* [What is required]: Output the full listing word for word.

* [Record list]:
-----

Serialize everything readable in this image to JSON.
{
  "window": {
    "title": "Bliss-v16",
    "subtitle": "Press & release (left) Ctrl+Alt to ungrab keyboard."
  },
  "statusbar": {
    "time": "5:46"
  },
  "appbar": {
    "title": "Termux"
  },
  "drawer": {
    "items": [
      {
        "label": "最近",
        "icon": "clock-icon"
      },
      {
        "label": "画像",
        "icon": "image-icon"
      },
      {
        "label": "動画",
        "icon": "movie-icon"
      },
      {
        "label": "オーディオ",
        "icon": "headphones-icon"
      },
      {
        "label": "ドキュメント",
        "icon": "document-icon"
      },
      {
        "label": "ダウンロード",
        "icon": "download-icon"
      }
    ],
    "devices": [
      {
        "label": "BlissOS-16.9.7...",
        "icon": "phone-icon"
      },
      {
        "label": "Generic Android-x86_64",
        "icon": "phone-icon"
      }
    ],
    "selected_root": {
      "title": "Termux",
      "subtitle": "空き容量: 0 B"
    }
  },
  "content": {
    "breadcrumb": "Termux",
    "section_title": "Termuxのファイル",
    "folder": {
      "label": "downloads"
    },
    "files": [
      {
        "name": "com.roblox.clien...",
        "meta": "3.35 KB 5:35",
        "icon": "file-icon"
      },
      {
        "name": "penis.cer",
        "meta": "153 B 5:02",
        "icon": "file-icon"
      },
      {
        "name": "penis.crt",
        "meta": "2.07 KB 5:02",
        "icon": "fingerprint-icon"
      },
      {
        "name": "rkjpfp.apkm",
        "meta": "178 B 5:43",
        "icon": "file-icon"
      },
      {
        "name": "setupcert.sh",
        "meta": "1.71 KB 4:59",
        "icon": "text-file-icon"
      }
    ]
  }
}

-----

* [Result for this task]:
Serialize everything readable in this image to JSON.
{
  "window": {
    "title": "Bliss-v16",
    "subtitle": "Press & release (left) Ctrl+Alt to ungrab keyboard."
  },
  "statusbar": {
    "time": "5:46"
  },
  "appbar": {
    "title": "Termux"
  },
  "drawer": {
    "items": [
      {
        "label": "最近",
        "icon": "clock-icon"
      },
      {
        "label": "画像",
        "icon": "image-icon"
      },
      {
        "label": "動画",
        "icon": "movie-icon"
      },
      {
        "label": "オーディオ",
        "icon": "headphones-icon"
      },
      {
        "label": "ドキュメント",
        "icon": "document-icon"
      },
      {
        "label": "ダウンロード",
        "icon": "download-icon"
      }
    ],
    "devices": [
      {
        "label": "BlissOS-16.9.7...",
        "icon": "phone-icon"
      },
      {
        "label": "Generic Android-x86_64",
        "icon": "phone-icon"
      }
    ],
    "selected_root": {
      "title": "Termux",
      "subtitle": "空き容量: 0 B"
    }
  },
  "content": {
    "breadcrumb": "Termux",
    "section_title": "Termuxのファイル",
    "folder": {
      "label": "downloads"
    },
    "files": [
      {
        "name": "com.roblox.clien...",
        "meta": "3.35 KB 5:35",
        "icon": "file-icon"
      },
      {
        "name": "penis.cer",
        "meta": "153 B 5:02",
        "icon": "file-icon"
      },
      {
        "name": "penis.crt",
        "meta": "2.07 KB 5:02",
        "icon": "fingerprint-icon"
      },
      {
        "name": "rkjpfp.apkm",
        "meta": "178 B 5:43",
        "icon": "file-icon"
      },
      {
        "name": "setupcert.sh",
        "meta": "1.71 KB 4:59",
        "icon": "text-file-icon"
      }
    ]
  }
}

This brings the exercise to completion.